Bounding box annotations:

★ ★ ★

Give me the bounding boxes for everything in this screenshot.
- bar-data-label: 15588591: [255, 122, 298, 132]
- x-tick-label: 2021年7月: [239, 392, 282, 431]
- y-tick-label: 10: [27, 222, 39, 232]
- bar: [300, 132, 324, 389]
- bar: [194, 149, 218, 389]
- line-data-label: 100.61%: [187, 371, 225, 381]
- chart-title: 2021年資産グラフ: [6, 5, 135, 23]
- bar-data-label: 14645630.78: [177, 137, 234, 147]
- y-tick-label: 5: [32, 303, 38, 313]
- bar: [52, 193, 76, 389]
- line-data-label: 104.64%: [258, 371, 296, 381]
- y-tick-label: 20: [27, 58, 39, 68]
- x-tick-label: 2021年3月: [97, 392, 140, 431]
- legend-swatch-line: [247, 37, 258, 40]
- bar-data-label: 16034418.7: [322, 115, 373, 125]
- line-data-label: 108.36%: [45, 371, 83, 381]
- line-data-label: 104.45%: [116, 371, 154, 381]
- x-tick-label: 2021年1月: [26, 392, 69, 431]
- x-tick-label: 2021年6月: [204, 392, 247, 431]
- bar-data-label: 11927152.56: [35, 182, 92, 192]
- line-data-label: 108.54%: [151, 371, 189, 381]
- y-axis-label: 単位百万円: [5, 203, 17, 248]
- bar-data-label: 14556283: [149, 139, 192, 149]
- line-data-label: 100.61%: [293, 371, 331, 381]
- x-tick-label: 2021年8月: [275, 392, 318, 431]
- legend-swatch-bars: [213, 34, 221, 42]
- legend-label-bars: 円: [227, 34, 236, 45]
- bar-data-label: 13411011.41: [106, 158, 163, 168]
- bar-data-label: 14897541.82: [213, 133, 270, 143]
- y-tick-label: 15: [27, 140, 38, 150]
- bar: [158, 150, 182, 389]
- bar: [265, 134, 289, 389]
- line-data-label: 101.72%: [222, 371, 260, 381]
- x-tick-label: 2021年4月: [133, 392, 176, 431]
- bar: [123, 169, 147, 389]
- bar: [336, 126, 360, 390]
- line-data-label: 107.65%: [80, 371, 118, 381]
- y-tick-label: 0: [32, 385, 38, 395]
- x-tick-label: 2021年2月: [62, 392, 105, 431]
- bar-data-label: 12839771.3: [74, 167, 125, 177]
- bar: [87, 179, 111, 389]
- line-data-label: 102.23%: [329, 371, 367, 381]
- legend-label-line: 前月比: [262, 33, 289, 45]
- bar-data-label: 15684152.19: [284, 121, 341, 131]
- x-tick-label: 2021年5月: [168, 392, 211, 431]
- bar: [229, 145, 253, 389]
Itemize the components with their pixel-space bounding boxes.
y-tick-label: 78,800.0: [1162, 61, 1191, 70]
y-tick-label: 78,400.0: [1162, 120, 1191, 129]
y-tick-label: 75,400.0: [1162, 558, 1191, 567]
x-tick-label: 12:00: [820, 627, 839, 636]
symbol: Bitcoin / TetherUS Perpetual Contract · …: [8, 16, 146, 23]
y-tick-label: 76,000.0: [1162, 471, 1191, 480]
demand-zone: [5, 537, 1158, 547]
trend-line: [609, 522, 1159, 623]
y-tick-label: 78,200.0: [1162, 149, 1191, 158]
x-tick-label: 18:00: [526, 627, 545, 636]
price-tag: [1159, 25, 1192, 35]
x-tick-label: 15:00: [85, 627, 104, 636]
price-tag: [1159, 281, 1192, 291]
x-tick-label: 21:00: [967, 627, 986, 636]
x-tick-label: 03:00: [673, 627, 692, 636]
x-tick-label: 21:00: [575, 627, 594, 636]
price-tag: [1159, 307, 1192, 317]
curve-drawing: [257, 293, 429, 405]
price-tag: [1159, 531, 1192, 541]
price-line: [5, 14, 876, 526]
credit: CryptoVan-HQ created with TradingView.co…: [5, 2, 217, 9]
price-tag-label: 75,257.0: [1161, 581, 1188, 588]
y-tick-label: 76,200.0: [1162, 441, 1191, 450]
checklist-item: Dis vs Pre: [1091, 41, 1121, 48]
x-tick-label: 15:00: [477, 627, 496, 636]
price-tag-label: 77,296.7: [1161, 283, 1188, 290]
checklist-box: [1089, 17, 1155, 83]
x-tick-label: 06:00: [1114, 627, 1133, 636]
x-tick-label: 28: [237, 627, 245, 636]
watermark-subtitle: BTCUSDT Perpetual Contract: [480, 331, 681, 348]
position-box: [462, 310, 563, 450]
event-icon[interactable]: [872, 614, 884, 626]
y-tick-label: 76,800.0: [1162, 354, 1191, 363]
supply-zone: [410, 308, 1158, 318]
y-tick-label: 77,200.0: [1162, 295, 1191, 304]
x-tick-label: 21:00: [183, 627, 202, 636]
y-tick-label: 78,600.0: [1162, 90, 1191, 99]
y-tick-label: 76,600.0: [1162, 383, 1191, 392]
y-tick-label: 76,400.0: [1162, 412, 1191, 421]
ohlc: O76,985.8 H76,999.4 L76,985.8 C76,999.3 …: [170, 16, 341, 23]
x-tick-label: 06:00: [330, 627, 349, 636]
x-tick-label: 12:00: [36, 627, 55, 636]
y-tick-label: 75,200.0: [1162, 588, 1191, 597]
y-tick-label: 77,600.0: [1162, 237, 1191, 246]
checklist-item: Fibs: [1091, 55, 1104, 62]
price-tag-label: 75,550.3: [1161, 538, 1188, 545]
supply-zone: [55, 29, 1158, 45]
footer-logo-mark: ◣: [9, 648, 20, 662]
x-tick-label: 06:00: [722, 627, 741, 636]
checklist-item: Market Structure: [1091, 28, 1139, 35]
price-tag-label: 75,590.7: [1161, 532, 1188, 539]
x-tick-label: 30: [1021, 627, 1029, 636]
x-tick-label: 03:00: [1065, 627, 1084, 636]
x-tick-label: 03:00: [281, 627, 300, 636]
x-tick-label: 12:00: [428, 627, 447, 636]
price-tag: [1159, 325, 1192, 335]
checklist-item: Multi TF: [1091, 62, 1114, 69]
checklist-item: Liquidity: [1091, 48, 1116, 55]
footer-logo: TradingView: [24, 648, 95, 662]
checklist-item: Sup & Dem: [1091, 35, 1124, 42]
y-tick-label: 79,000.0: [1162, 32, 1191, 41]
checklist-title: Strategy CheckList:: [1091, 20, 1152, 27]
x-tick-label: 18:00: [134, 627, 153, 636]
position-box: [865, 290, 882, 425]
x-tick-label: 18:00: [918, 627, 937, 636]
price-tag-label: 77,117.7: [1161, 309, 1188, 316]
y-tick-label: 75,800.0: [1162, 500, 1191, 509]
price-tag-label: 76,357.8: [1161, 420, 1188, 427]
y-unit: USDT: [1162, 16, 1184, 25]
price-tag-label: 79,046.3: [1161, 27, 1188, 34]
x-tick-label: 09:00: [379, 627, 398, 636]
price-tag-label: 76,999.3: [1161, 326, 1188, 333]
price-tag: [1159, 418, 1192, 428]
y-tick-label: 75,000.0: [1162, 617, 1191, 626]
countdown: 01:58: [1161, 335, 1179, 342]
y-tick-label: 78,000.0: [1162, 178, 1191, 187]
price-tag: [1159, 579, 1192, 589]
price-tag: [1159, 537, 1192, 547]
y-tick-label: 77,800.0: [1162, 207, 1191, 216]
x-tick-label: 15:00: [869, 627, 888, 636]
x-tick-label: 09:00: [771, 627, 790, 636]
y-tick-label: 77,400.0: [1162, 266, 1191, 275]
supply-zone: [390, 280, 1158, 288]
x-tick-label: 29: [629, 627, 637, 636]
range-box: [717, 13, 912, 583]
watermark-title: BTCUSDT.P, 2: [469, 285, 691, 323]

★ ★ ★

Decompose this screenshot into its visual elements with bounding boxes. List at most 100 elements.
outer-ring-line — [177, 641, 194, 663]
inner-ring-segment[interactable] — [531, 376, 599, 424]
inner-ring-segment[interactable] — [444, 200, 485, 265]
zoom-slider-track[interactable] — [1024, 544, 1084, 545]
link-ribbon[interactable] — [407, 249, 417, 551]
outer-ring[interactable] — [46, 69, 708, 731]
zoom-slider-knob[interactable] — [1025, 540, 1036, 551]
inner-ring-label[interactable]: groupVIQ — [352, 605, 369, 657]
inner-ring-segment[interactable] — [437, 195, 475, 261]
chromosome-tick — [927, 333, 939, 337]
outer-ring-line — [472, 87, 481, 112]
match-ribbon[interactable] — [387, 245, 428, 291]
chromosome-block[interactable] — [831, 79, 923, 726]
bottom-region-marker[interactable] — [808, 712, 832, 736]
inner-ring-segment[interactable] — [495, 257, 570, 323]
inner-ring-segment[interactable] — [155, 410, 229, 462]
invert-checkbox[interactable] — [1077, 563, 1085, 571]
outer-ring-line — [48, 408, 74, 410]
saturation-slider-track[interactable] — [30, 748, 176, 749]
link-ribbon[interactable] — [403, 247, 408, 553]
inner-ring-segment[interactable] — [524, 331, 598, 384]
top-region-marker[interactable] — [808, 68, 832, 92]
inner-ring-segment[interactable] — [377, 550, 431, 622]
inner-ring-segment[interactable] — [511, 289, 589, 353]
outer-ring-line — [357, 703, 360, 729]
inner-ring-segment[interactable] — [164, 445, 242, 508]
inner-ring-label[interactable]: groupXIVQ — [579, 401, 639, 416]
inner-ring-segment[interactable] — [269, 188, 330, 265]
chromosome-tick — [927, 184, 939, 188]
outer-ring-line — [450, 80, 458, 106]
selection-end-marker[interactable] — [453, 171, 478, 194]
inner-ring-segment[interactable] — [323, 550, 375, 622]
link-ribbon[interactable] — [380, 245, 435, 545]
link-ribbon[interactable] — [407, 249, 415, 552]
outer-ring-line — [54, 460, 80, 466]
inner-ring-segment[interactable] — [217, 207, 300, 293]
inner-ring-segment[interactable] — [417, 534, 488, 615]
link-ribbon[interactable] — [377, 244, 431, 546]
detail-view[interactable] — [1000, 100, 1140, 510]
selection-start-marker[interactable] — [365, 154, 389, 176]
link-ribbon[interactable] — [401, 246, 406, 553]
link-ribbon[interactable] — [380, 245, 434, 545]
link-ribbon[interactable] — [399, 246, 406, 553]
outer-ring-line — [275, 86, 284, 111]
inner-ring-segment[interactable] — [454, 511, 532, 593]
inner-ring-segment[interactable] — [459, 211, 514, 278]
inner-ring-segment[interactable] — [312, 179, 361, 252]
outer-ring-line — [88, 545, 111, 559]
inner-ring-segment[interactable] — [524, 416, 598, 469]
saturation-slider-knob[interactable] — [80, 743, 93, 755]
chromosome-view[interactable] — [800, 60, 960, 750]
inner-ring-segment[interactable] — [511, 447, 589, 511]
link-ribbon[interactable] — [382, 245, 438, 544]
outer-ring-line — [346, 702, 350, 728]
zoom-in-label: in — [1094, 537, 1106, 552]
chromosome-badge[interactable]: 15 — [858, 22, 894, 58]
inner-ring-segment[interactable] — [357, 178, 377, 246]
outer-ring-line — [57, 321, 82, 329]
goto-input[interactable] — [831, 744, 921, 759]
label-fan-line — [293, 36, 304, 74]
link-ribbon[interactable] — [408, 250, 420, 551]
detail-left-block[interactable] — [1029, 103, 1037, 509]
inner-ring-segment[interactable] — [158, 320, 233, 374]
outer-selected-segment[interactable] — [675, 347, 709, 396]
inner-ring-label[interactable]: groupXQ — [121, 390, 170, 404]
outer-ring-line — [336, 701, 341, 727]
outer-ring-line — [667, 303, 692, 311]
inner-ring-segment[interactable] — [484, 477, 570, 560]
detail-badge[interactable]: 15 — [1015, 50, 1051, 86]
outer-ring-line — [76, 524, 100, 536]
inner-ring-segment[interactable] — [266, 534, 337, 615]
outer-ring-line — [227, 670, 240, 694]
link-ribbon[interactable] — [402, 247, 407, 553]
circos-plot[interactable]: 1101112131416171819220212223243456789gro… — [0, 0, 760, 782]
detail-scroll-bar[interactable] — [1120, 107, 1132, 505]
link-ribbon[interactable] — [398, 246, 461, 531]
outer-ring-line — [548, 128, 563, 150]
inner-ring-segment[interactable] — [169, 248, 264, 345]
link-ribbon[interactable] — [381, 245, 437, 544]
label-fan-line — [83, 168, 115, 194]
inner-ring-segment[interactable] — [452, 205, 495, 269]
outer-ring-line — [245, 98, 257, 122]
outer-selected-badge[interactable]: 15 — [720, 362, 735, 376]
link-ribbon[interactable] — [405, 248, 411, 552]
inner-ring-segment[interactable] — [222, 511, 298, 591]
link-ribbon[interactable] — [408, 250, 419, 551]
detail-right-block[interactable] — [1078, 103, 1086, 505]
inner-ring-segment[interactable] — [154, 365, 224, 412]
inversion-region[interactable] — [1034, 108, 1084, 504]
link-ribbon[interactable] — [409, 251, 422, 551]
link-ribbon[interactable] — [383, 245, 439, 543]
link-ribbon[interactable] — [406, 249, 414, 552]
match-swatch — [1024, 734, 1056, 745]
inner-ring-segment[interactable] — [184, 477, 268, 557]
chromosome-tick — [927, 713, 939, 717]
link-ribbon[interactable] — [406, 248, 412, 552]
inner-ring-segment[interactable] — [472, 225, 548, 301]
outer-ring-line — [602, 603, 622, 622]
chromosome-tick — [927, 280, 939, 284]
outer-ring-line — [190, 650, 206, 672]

★ ★ ★

## Directions for this task:
Copy the data from the line containing "Decompose this screenshot" through the line containing "link-ribbon[interactable] — [401, 246, 406, 553]", swapping "chromosome-tick" for "chromosome-marker" and leaving everything else unchanged.

## Complete output:
Decompose this screenshot into its visual elements with bounding boxes. List at most 100 elements.
outer-ring-line — [177, 641, 194, 663]
inner-ring-segment[interactable] — [531, 376, 599, 424]
inner-ring-segment[interactable] — [444, 200, 485, 265]
zoom-slider-track[interactable] — [1024, 544, 1084, 545]
link-ribbon[interactable] — [407, 249, 417, 551]
outer-ring[interactable] — [46, 69, 708, 731]
zoom-slider-knob[interactable] — [1025, 540, 1036, 551]
inner-ring-label[interactable]: groupVIQ — [352, 605, 369, 657]
inner-ring-segment[interactable] — [437, 195, 475, 261]
chromosome-marker — [927, 333, 939, 337]
outer-ring-line — [472, 87, 481, 112]
match-ribbon[interactable] — [387, 245, 428, 291]
chromosome-block[interactable] — [831, 79, 923, 726]
bottom-region-marker[interactable] — [808, 712, 832, 736]
inner-ring-segment[interactable] — [495, 257, 570, 323]
inner-ring-segment[interactable] — [155, 410, 229, 462]
invert-checkbox[interactable] — [1077, 563, 1085, 571]
outer-ring-line — [48, 408, 74, 410]
saturation-slider-track[interactable] — [30, 748, 176, 749]
link-ribbon[interactable] — [403, 247, 408, 553]
inner-ring-segment[interactable] — [524, 331, 598, 384]
top-region-marker[interactable] — [808, 68, 832, 92]
inner-ring-segment[interactable] — [377, 550, 431, 622]
inner-ring-segment[interactable] — [511, 289, 589, 353]
outer-ring-line — [357, 703, 360, 729]
inner-ring-segment[interactable] — [164, 445, 242, 508]
inner-ring-label[interactable]: groupXIVQ — [579, 401, 639, 416]
inner-ring-segment[interactable] — [269, 188, 330, 265]
chromosome-marker — [927, 184, 939, 188]
outer-ring-line — [450, 80, 458, 106]
selection-end-marker[interactable] — [453, 171, 478, 194]
inner-ring-segment[interactable] — [323, 550, 375, 622]
link-ribbon[interactable] — [380, 245, 435, 545]
link-ribbon[interactable] — [407, 249, 415, 552]
outer-ring-line — [54, 460, 80, 466]
inner-ring-segment[interactable] — [217, 207, 300, 293]
inner-ring-segment[interactable] — [417, 534, 488, 615]
link-ribbon[interactable] — [377, 244, 431, 546]
detail-view[interactable] — [1000, 100, 1140, 510]
selection-start-marker[interactable] — [365, 154, 389, 176]
link-ribbon[interactable] — [401, 246, 406, 553]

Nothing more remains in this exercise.